The exercise:
Retype the full set of records. Keep every character identical.

Items listed in a dataset
--- BEGIN ---

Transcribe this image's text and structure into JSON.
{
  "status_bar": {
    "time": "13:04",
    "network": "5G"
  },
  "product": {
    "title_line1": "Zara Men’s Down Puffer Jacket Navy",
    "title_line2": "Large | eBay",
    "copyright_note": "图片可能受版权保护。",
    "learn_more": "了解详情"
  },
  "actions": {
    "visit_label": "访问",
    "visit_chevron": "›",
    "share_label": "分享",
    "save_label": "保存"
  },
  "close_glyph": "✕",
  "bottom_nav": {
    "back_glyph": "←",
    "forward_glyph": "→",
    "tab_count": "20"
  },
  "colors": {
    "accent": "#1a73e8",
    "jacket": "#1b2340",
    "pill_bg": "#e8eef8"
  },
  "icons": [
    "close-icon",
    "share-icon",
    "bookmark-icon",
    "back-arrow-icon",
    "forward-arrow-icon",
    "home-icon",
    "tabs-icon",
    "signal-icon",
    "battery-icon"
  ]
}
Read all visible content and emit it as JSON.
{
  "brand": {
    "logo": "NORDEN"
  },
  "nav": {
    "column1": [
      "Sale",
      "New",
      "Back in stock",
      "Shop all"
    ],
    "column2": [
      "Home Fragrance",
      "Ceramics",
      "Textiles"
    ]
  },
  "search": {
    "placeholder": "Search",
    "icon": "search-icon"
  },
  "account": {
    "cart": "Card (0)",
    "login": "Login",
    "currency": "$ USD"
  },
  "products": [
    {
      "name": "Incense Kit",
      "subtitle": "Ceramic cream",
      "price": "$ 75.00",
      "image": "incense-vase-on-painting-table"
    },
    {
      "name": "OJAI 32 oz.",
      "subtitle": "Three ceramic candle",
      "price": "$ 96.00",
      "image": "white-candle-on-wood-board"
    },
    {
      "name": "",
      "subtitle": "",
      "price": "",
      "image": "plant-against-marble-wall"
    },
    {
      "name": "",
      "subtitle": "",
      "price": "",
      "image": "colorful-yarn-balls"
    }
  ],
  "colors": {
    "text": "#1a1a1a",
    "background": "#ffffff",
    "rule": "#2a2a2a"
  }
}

--- END ---

Final answer:
Transcribe this image's text and structure into JSON.
{
  "status_bar": {
    "time": "13:04",
    "network": "5G"
  },
  "product": {
    "title_line1": "Zara Men’s Down Puffer Jacket Navy",
    "title_line2": "Large | eBay",
    "copyright_note": "图片可能受版权保护。",
    "learn_more": "了解详情"
  },
  "actions": {
    "visit_label": "访问",
    "visit_chevron": "›",
    "share_label": "分享",
    "save_label": "保存"
  },
  "close_glyph": "✕",
  "bottom_nav": {
    "back_glyph": "←",
    "forward_glyph": "→",
    "tab_count": "20"
  },
  "colors": {
    "accent": "#1a73e8",
    "jacket": "#1b2340",
    "pill_bg": "#e8eef8"
  },
  "icons": [
    "close-icon",
    "share-icon",
    "bookmark-icon",
    "back-arrow-icon",
    "forward-arrow-icon",
    "home-icon",
    "tabs-icon",
    "signal-icon",
    "battery-icon"
  ]
}
Read all visible content and emit it as JSON.
{
  "brand": {
    "logo": "NORDEN"
  },
  "nav": {
    "column1": [
      "Sale",
      "New",
      "Back in stock",
      "Shop all"
    ],
    "column2": [
      "Home Fragrance",
      "Ceramics",
      "Textiles"
    ]
  },
  "search": {
    "placeholder": "Search",
    "icon": "search-icon"
  },
  "account": {
    "cart": "Card (0)",
    "login": "Login",
    "currency": "$ USD"
  },
  "products": [
    {
      "name": "Incense Kit",
      "subtitle": "Ceramic cream",
      "price": "$ 75.00",
      "image": "incense-vase-on-painting-table"
    },
    {
      "name": "OJAI 32 oz.",
      "subtitle": "Three ceramic candle",
      "price": "$ 96.00",
      "image": "white-candle-on-wood-board"
    },
    {
      "name": "",
      "subtitle": "",
      "price": "",
      "image": "plant-against-marble-wall"
    },
    {
      "name": "",
      "subtitle": "",
      "price": "",
      "image": "colorful-yarn-balls"
    }
  ],
  "colors": {
    "text": "#1a1a1a",
    "background": "#ffffff",
    "rule": "#2a2a2a"
  }
}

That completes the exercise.